» GIVEN PASSAGE:
* * *

In order to achieve rapid, ultralow detection limits with microliter sample volumes, it is imperative to achieve a high surface density coverage of probe molecules that maximizes target capture with minimum incubation times. Without a sufficiently high probe molecule density, signal amplification, for example, through the use of a sandwich assay, must be implemented. We report on in situ, base-by-base synthesis of single-stranded DNA (ssDNA) probe molecules directly onto silicon photonic sensor surfaces, resulting in over 5-fold increased ssDNA probe surface coverage and a more than 5-fold increased detection sensitivity compared to sensors functionalized with traditional ssDNA probe attachment methods.
(a) SEM image of MHD photonic crystal device with a lattice hole radius of 100 nm and a lattice constant a of 410 nm. (b) Zoom-in SEM image of MHD cavity showing the defect holes, ∼ 50 nm in diameter, and neighboring right and left lattice holes that are shifted 0.15a outward to achieve lower mode profile perturbation at the cavity edge. (c) Simulated electric field distribution (TE mode) for the MHD cavity showing strong field confinement in the defect hole region due to a slot waveguide-like effect. (d) Average resonance wavelength shifts for probe and target binding on three MHD photonic crystals functionalized by the in situ ssDNA probe synthesis method and three MHD photonic crystals functionalized by the traditional ssDNA probe conjugation technique. (e) Kinetic binding curves for ssPNA target sequences using microfluidic channels as an analyte delivery system to 5 µm radius silicon ring resonators functionalized with either in situ synthesized or directly conjugated ssDNA probe molecules. The solid lines connecting data points taken before the rinse step indicate exponential fits of the kinetic binding rates of ssPNA for the two different rings. The faster response time of the ring functionalized with in situ synthesized probes is proportional to the increased probe surface coverage on that ring.

* * *

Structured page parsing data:
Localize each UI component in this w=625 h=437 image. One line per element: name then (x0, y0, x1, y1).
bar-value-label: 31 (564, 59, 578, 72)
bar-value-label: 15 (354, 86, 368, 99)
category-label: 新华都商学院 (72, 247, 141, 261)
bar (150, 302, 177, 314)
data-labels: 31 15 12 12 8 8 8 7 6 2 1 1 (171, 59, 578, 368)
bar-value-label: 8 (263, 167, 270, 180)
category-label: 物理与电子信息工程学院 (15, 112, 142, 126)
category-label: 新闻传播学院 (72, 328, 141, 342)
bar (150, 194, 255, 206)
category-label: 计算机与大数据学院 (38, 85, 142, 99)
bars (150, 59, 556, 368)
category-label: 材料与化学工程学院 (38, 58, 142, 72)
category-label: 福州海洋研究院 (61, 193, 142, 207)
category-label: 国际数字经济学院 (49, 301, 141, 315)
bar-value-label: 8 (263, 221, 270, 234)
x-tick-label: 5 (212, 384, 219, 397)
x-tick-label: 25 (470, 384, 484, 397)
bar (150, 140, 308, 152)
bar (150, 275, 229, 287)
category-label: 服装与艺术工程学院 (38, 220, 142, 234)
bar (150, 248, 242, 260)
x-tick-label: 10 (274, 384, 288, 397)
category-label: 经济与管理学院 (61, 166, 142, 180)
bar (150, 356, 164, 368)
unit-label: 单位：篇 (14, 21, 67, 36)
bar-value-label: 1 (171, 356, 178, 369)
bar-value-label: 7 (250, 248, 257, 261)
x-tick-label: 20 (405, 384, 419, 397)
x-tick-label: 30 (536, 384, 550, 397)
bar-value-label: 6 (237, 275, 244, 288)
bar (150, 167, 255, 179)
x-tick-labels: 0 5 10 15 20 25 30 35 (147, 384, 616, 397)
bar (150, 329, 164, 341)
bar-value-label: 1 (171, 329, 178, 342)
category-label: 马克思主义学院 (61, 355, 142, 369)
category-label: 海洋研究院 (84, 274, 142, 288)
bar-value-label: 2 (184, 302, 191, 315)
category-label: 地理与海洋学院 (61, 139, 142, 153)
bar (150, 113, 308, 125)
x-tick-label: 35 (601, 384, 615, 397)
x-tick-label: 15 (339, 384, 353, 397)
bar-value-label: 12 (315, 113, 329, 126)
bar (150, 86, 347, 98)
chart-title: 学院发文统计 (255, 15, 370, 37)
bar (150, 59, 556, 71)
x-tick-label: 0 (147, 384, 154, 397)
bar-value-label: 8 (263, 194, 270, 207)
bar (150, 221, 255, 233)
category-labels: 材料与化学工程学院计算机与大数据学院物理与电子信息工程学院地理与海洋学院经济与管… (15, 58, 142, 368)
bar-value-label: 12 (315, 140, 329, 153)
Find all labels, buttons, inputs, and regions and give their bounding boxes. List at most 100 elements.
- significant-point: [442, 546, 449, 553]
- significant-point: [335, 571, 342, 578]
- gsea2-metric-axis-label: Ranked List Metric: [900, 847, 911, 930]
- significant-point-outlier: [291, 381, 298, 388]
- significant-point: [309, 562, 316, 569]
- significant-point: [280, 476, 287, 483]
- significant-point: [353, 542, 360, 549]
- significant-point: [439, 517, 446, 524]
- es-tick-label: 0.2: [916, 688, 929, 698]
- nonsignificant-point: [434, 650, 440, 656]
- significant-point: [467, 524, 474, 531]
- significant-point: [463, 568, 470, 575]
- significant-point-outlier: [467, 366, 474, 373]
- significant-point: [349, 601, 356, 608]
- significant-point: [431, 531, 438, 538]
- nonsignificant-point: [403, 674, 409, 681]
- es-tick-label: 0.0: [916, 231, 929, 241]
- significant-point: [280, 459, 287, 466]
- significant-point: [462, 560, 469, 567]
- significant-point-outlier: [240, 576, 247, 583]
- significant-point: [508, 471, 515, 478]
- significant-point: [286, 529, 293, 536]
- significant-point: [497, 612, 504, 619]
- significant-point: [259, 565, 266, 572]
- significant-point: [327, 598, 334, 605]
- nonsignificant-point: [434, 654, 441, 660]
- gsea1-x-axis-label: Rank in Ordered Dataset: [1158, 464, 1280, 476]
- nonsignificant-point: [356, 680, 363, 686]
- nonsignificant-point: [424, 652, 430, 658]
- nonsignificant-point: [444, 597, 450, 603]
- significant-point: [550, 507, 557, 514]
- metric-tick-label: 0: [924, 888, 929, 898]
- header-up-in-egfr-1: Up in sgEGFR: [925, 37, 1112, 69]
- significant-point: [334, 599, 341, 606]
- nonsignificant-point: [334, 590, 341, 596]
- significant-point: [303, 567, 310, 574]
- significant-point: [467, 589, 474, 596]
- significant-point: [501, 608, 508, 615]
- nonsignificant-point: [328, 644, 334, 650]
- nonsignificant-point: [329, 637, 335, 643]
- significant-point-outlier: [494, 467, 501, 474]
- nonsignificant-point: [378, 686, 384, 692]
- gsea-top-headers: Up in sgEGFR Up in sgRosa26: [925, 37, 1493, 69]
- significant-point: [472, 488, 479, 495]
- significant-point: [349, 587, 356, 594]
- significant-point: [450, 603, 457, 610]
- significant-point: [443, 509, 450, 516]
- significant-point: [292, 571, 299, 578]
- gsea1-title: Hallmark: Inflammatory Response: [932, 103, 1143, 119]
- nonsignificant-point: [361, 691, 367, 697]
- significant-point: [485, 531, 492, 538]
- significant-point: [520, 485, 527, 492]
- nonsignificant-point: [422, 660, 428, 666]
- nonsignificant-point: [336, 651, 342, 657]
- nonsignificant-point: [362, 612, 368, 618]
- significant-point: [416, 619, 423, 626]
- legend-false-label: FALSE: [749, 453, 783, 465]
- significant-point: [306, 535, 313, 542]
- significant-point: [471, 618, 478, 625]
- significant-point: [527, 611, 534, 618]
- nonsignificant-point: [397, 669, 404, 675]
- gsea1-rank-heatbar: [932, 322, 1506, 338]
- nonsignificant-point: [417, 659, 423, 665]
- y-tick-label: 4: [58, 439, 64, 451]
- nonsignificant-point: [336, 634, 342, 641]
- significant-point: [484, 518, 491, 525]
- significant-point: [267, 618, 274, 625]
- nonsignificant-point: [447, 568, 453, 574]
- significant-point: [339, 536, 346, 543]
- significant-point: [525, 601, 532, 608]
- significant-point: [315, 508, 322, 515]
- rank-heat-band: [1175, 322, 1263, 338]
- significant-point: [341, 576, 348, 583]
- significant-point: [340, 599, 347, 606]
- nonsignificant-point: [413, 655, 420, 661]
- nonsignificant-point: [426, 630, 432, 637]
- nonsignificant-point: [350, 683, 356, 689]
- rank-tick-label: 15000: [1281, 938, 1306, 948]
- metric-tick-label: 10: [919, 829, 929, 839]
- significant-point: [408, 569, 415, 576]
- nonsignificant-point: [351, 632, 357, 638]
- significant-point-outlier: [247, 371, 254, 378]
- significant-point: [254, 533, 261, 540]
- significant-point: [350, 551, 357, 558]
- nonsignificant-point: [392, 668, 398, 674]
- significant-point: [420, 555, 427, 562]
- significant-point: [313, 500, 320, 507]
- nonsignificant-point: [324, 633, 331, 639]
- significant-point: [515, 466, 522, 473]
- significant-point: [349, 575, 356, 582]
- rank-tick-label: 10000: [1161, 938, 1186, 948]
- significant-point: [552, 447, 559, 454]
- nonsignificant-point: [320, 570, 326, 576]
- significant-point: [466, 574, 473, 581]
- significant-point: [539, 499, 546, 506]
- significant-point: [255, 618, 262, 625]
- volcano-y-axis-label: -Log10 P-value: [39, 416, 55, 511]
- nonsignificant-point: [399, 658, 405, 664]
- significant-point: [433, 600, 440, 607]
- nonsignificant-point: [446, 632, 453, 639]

* * *

» REQUIRED ACTIONS:
• 1. Do the following statements agree with the passage on in situ DNA probe synthesis? Answer yes or no for each, and quote the words of the passage that decide it.
(a) The in situ synthesis method produced more than a fivefold increase in ssDNA probe surface coverage.
(b) The defect holes in the MHD cavity measure about 100 nm in diameter.
(c) The silicon ring resonators used for the kinetic binding curves had a radius of 10 µm.
• 2. In the passage on in situ DNA probe synthesis, what lattice constant does the MHD photonic crystal device have?
• 3. Pick up the passage on in situ DNA probe synthesis from where it stops and continue it.

» OUTPUTS BY TASK:
• 1.
(a) Yes: "resulting in over 5-fold increased ssDNA probe surface coverage"
(b) No: "the defect holes, ∼ 50 nm in diameter"
(c) No: "5 µm radius silicon ring resonators"

• 2. 410 nm.

• 3.
Suspended Ring Bio-Sensors
In order to further improve the sensitivity of optical sensors, it is necessary to increase the field overlap with captured target analytes. In this work, we characterize the sensing performance of suspended TM-mode silicon micro-ring resonators, 5 µm in radius, and demonstrate an enhanced sensitivity to molecular binding on the ring after suspension. In the TM-mode, the overall field intensity exists primarily outside of the waveguide core, with high electric field intensities present near the top and bottom surfaces. In traditional micro-ring resonators, only the top surface of the ring is available for surface analyte attachment, while the electric field intensity near the bottom surface dissipates by leaking into the underlying silicon dioxide substrate. In our approach, we suspend the TM-micro ring resonators in order to increase the surface area for binding events and increase the light-matter interaction with analytes. The suspended rings demonstrate excellent mechanical stability to multiple rinsing, soaking and nitrogen drying steps during the sensing procedure. We show that the resonance shift achieved by the suspended micro-rings after attachment of small chemical molecules and DNA is at least twice that of micro-rings supported by the silicon dioxide substrate.
(a-e) Scanning electron microscope images of a fabricated device. (d) Top view of a supporting truss. The width of truss is approximately 100 nm. (e) Tilted image of the supporting truss with a height of approximately 260 nm. The aspect ratio of 2.6 allows good mechanical support for the suspended ring structure. (f) Optical spectrum measurement after suspension process. The Q factor of 5 µm radius TM ring resonator is 15,000. (g) Bulk refractive index sensitivity of suspended ring resonator compared with traditional ring resonator on SiO2. The colored lines are linear fits to the data.